RAW DATA

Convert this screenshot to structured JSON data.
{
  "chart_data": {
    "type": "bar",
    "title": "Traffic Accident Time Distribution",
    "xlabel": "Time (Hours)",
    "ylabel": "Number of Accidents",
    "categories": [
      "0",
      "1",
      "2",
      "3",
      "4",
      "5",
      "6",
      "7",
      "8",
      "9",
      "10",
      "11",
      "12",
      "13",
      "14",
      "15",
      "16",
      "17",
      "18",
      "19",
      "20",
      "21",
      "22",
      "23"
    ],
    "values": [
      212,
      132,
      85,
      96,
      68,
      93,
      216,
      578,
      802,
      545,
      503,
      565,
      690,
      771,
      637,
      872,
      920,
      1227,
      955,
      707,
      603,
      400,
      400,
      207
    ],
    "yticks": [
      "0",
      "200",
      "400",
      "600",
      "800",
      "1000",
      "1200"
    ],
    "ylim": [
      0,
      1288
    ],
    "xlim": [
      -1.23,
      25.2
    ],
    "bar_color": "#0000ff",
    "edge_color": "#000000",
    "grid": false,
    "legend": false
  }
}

==

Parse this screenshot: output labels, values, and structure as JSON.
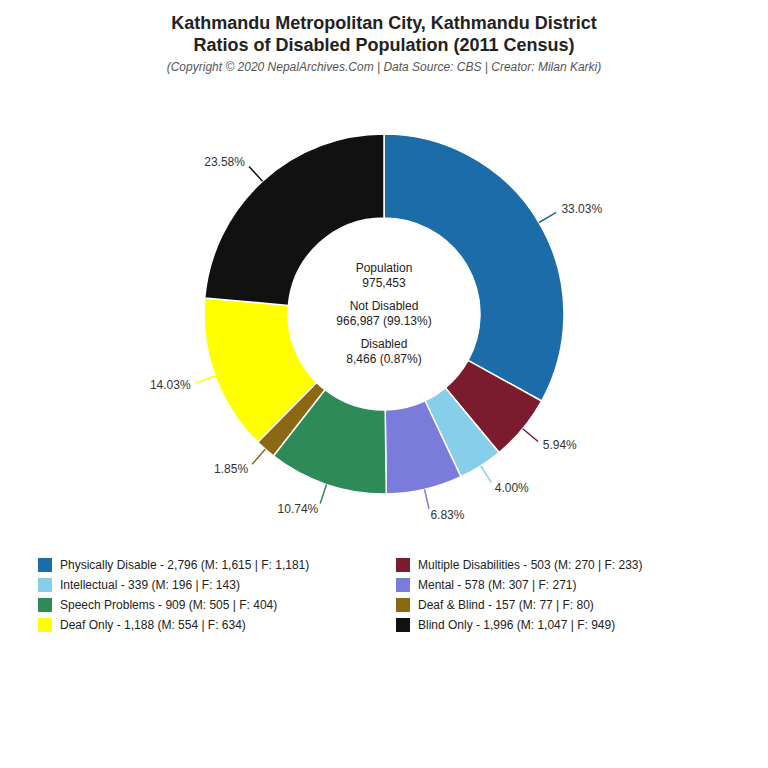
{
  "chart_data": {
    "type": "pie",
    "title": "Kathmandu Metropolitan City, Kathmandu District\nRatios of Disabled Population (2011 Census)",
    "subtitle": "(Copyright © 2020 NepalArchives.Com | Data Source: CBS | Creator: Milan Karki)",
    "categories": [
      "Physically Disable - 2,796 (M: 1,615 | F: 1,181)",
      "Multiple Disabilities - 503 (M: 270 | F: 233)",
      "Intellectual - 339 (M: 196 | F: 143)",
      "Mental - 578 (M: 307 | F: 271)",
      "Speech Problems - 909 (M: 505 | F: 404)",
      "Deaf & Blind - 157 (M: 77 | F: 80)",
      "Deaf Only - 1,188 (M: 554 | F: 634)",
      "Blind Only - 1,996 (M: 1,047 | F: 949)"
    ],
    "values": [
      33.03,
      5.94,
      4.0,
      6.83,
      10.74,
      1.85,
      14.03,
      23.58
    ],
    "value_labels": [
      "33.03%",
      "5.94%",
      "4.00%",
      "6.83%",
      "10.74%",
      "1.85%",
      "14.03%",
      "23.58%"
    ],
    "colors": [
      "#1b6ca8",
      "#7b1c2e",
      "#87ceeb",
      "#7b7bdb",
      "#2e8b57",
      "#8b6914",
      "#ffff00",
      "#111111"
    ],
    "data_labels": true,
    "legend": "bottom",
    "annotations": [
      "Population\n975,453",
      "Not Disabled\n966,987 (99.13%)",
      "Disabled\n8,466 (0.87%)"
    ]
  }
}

EXERCISE REQUIREMENTS
Take every line that includes the string "Disabled" and copy it.

COMPLETE RESPONSE
    "title": "Kathmandu Metropolitan City, Kathmandu District\nRatios of Disabled Population (2011 Census)",
      "Not Disabled\n966,987 (99.13%)",
      "Disabled\n8,466 (0.87%)"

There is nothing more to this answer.